Work to do: Scan the material below for the string "JSON", and copy every line where it shows up.

Data supplied:
##############################

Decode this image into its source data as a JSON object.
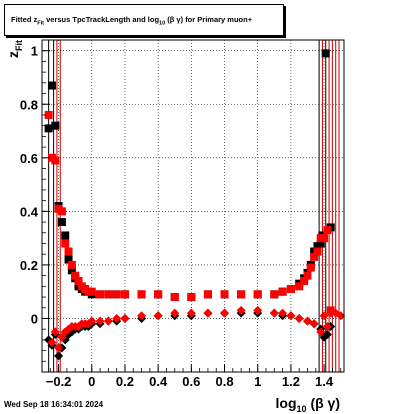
{
  "title": {
    "prefix": "Fitted",
    "var": "z",
    "var_sub": "Fit",
    "middle": "versus TpcTrackLength and log",
    "log_sub": "10",
    "beta_gamma": "(β γ)",
    "suffix": "for Primary muon+"
  },
  "timestamp": "Wed Sep 18 16:34:01 2024",
  "chart_data": {
    "type": "scatter",
    "xlabel": "log10 (β γ)",
    "xlabel_main": "log",
    "xlabel_sub": "10",
    "xlabel_tail": " (β γ)",
    "ylabel": "zFit",
    "ylabel_main": "z",
    "ylabel_sub": "Fit",
    "xlim": [
      -0.3,
      1.52
    ],
    "ylim": [
      -0.2,
      1.04
    ],
    "xticks": [
      -0.2,
      0,
      0.2,
      0.4,
      0.6,
      0.8,
      1,
      1.2,
      1.4
    ],
    "xtick_labels": [
      "−0.2",
      "0",
      "0.2",
      "0.4",
      "0.6",
      "0.8",
      "1",
      "1.2",
      "1.4"
    ],
    "yticks": [
      0,
      0.2,
      0.4,
      0.6,
      0.8,
      1
    ],
    "ytick_labels": [
      "0",
      "0.2",
      "0.4",
      "0.6",
      "0.8",
      "1"
    ],
    "grid": true,
    "colors": {
      "black_series": "#000000",
      "red_series": "#ff0000",
      "error_bars": "#cc0000"
    },
    "series": [
      {
        "marker": "square",
        "color": "#000000",
        "points": [
          [
            -0.26,
            0.71
          ],
          [
            -0.24,
            0.87
          ],
          [
            -0.22,
            0.72
          ],
          [
            -0.2,
            0.42
          ],
          [
            -0.18,
            0.36
          ],
          [
            -0.16,
            0.31
          ],
          [
            -0.14,
            0.22
          ],
          [
            -0.12,
            0.18
          ],
          [
            -0.1,
            0.15
          ],
          [
            -0.08,
            0.12
          ],
          [
            -0.06,
            0.11
          ],
          [
            -0.04,
            0.1
          ],
          [
            -0.02,
            0.1
          ],
          [
            0.0,
            0.09
          ],
          [
            0.05,
            0.09
          ],
          [
            0.1,
            0.09
          ],
          [
            0.15,
            0.09
          ],
          [
            0.2,
            0.09
          ],
          [
            0.3,
            0.09
          ],
          [
            0.4,
            0.09
          ],
          [
            0.5,
            0.08
          ],
          [
            0.6,
            0.08
          ],
          [
            0.7,
            0.09
          ],
          [
            0.8,
            0.09
          ],
          [
            0.9,
            0.09
          ],
          [
            1.0,
            0.09
          ],
          [
            1.1,
            0.09
          ],
          [
            1.15,
            0.1
          ],
          [
            1.2,
            0.11
          ],
          [
            1.25,
            0.13
          ],
          [
            1.28,
            0.15
          ],
          [
            1.3,
            0.17
          ],
          [
            1.32,
            0.2
          ],
          [
            1.34,
            0.25
          ],
          [
            1.36,
            0.27
          ],
          [
            1.38,
            0.28
          ],
          [
            1.39,
            0.31
          ],
          [
            1.41,
            0.99
          ],
          [
            1.44,
            0.34
          ]
        ]
      },
      {
        "marker": "square",
        "color": "#ff0000",
        "points": [
          [
            -0.26,
            0.76
          ],
          [
            -0.24,
            0.6
          ],
          [
            -0.22,
            0.59
          ],
          [
            -0.2,
            0.41
          ],
          [
            -0.18,
            0.4
          ],
          [
            -0.16,
            0.28
          ],
          [
            -0.14,
            0.25
          ],
          [
            -0.12,
            0.2
          ],
          [
            -0.1,
            0.16
          ],
          [
            -0.08,
            0.14
          ],
          [
            -0.06,
            0.12
          ],
          [
            -0.04,
            0.11
          ],
          [
            -0.02,
            0.1
          ],
          [
            0.0,
            0.1
          ],
          [
            0.05,
            0.09
          ],
          [
            0.1,
            0.09
          ],
          [
            0.15,
            0.09
          ],
          [
            0.2,
            0.09
          ],
          [
            0.3,
            0.09
          ],
          [
            0.4,
            0.09
          ],
          [
            0.5,
            0.08
          ],
          [
            0.6,
            0.08
          ],
          [
            0.7,
            0.09
          ],
          [
            0.8,
            0.09
          ],
          [
            0.9,
            0.09
          ],
          [
            1.0,
            0.09
          ],
          [
            1.1,
            0.09
          ],
          [
            1.15,
            0.1
          ],
          [
            1.2,
            0.11
          ],
          [
            1.25,
            0.12
          ],
          [
            1.28,
            0.14
          ],
          [
            1.3,
            0.16
          ],
          [
            1.32,
            0.19
          ],
          [
            1.34,
            0.23
          ],
          [
            1.36,
            0.25
          ],
          [
            1.38,
            0.3
          ],
          [
            1.4,
            0.3
          ],
          [
            1.42,
            0.33
          ],
          [
            1.44,
            0.03
          ]
        ]
      },
      {
        "marker": "diamond",
        "color": "#000000",
        "points": [
          [
            -0.26,
            -0.08
          ],
          [
            -0.24,
            -0.1
          ],
          [
            -0.22,
            -0.06
          ],
          [
            -0.2,
            -0.14
          ],
          [
            -0.18,
            -0.11
          ],
          [
            -0.16,
            -0.08
          ],
          [
            -0.14,
            -0.06
          ],
          [
            -0.12,
            -0.05
          ],
          [
            -0.1,
            -0.04
          ],
          [
            -0.08,
            -0.04
          ],
          [
            -0.06,
            -0.03
          ],
          [
            -0.04,
            -0.03
          ],
          [
            -0.02,
            -0.03
          ],
          [
            0.0,
            -0.02
          ],
          [
            0.05,
            -0.02
          ],
          [
            0.1,
            -0.01
          ],
          [
            0.15,
            -0.01
          ],
          [
            0.2,
            0.0
          ],
          [
            0.3,
            0.0
          ],
          [
            0.4,
            0.01
          ],
          [
            0.5,
            0.01
          ],
          [
            0.6,
            0.01
          ],
          [
            0.7,
            0.02
          ],
          [
            0.8,
            0.02
          ],
          [
            0.9,
            0.02
          ],
          [
            1.0,
            0.02
          ],
          [
            1.1,
            0.02
          ],
          [
            1.15,
            0.01
          ],
          [
            1.2,
            0.01
          ],
          [
            1.25,
            0.0
          ],
          [
            1.3,
            -0.01
          ],
          [
            1.34,
            -0.02
          ],
          [
            1.38,
            -0.04
          ],
          [
            1.4,
            -0.07
          ],
          [
            1.42,
            -0.06
          ],
          [
            1.44,
            -0.03
          ]
        ]
      },
      {
        "marker": "diamond",
        "color": "#ff0000",
        "points": [
          [
            -0.24,
            -0.09
          ],
          [
            -0.22,
            -0.05
          ],
          [
            -0.2,
            -0.11
          ],
          [
            -0.18,
            -0.07
          ],
          [
            -0.16,
            -0.05
          ],
          [
            -0.14,
            -0.04
          ],
          [
            -0.12,
            -0.03
          ],
          [
            -0.1,
            -0.03
          ],
          [
            -0.08,
            -0.03
          ],
          [
            -0.06,
            -0.02
          ],
          [
            -0.04,
            -0.02
          ],
          [
            -0.02,
            -0.02
          ],
          [
            0.0,
            -0.01
          ],
          [
            0.05,
            -0.01
          ],
          [
            0.1,
            -0.01
          ],
          [
            0.15,
            0.0
          ],
          [
            0.2,
            0.0
          ],
          [
            0.3,
            0.01
          ],
          [
            0.4,
            0.01
          ],
          [
            0.5,
            0.02
          ],
          [
            0.6,
            0.02
          ],
          [
            0.7,
            0.02
          ],
          [
            0.8,
            0.02
          ],
          [
            0.9,
            0.03
          ],
          [
            1.0,
            0.03
          ],
          [
            1.1,
            0.02
          ],
          [
            1.15,
            0.02
          ],
          [
            1.2,
            0.01
          ],
          [
            1.25,
            0.0
          ],
          [
            1.3,
            -0.01
          ],
          [
            1.34,
            -0.02
          ],
          [
            1.38,
            -0.05
          ],
          [
            1.4,
            0.01
          ],
          [
            1.42,
            -0.03
          ],
          [
            1.44,
            0.02
          ],
          [
            1.47,
            0.02
          ],
          [
            1.5,
            0.01
          ]
        ]
      }
    ],
    "error_bars": [
      {
        "x": -0.26,
        "color": "#000000"
      },
      {
        "x": -0.23,
        "color": "#000000"
      },
      {
        "x": -0.21,
        "color": "#cc0000"
      },
      {
        "x": -0.19,
        "color": "#cc0000"
      },
      {
        "x": 1.37,
        "color": "#000000"
      },
      {
        "x": 1.39,
        "color": "#cc0000"
      },
      {
        "x": 1.41,
        "color": "#000000"
      },
      {
        "x": 1.43,
        "color": "#cc0000"
      },
      {
        "x": 1.45,
        "color": "#cc0000"
      },
      {
        "x": 1.47,
        "color": "#cc0000"
      },
      {
        "x": 1.49,
        "color": "#cc0000"
      }
    ]
  }
}
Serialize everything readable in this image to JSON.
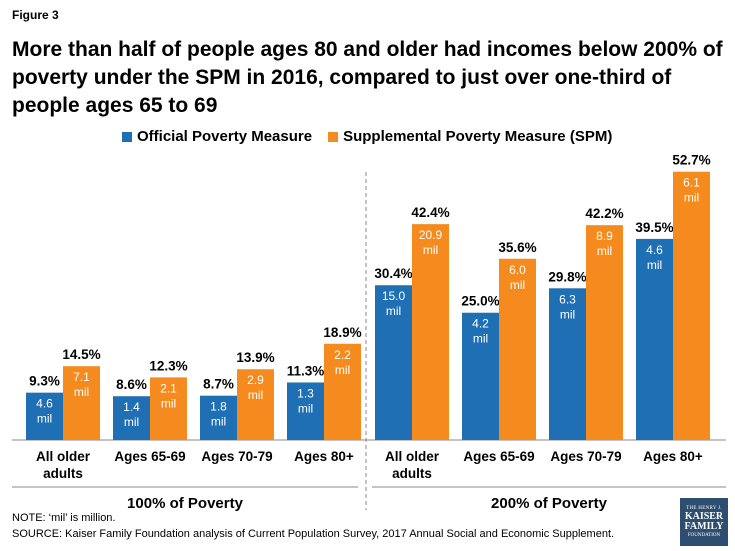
{
  "figure_label": "Figure 3",
  "title": "More than half of people ages 80 and older had incomes below 200% of poverty under the SPM in 2016, compared to just over one-third of people ages 65 to 69",
  "legend": {
    "official": "Official Poverty Measure",
    "spm": "Supplemental Poverty Measure (SPM)"
  },
  "colors": {
    "official": "#1f6fb5",
    "spm": "#f58b1f"
  },
  "note": "NOTE: ‘mil’ is million.",
  "source": "SOURCE: Kaiser Family Foundation  analysis of Current Population Survey, 2017 Annual Social and Economic Supplement.",
  "logo": {
    "line1": "THE HENRY J.",
    "line2": "KAISER FAMILY",
    "line3": "FOUNDATION"
  },
  "chart_data": {
    "type": "bar",
    "ylim": [
      0,
      55
    ],
    "groups": [
      {
        "label": "100% of Poverty",
        "categories": [
          "All older adults",
          "Ages 65-69",
          "Ages 70-79",
          "Ages 80+"
        ],
        "series": [
          {
            "name": "Official Poverty Measure",
            "values": [
              9.3,
              8.6,
              8.7,
              11.3
            ],
            "value_labels": [
              "9.3%",
              "8.6%",
              "8.7%",
              "11.3%"
            ],
            "count_labels": [
              "4.6 mil",
              "1.4 mil",
              "1.8 mil",
              "1.3 mil"
            ]
          },
          {
            "name": "Supplemental Poverty Measure (SPM)",
            "values": [
              14.5,
              12.3,
              13.9,
              18.9
            ],
            "value_labels": [
              "14.5%",
              "12.3%",
              "13.9%",
              "18.9%"
            ],
            "count_labels": [
              "7.1 mil",
              "2.1 mil",
              "2.9 mil",
              "2.2 mil"
            ]
          }
        ]
      },
      {
        "label": "200% of Poverty",
        "categories": [
          "All older adults",
          "Ages 65-69",
          "Ages 70-79",
          "Ages 80+"
        ],
        "series": [
          {
            "name": "Official Poverty Measure",
            "values": [
              30.4,
              25.0,
              29.8,
              39.5
            ],
            "value_labels": [
              "30.4%",
              "25.0%",
              "29.8%",
              "39.5%"
            ],
            "count_labels": [
              "15.0 mil",
              "4.2 mil",
              "6.3 mil",
              "4.6 mil"
            ]
          },
          {
            "name": "Supplemental Poverty Measure (SPM)",
            "values": [
              42.4,
              35.6,
              42.2,
              52.7
            ],
            "value_labels": [
              "42.4%",
              "35.6%",
              "42.2%",
              "52.7%"
            ],
            "count_labels": [
              "20.9 mil",
              "6.0 mil",
              "8.9 mil",
              "6.1 mil"
            ]
          }
        ]
      }
    ]
  }
}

##############################

Finished answer:
Decode this image into its source data as a JSON object.
Serialize everything readable in this image to JSON.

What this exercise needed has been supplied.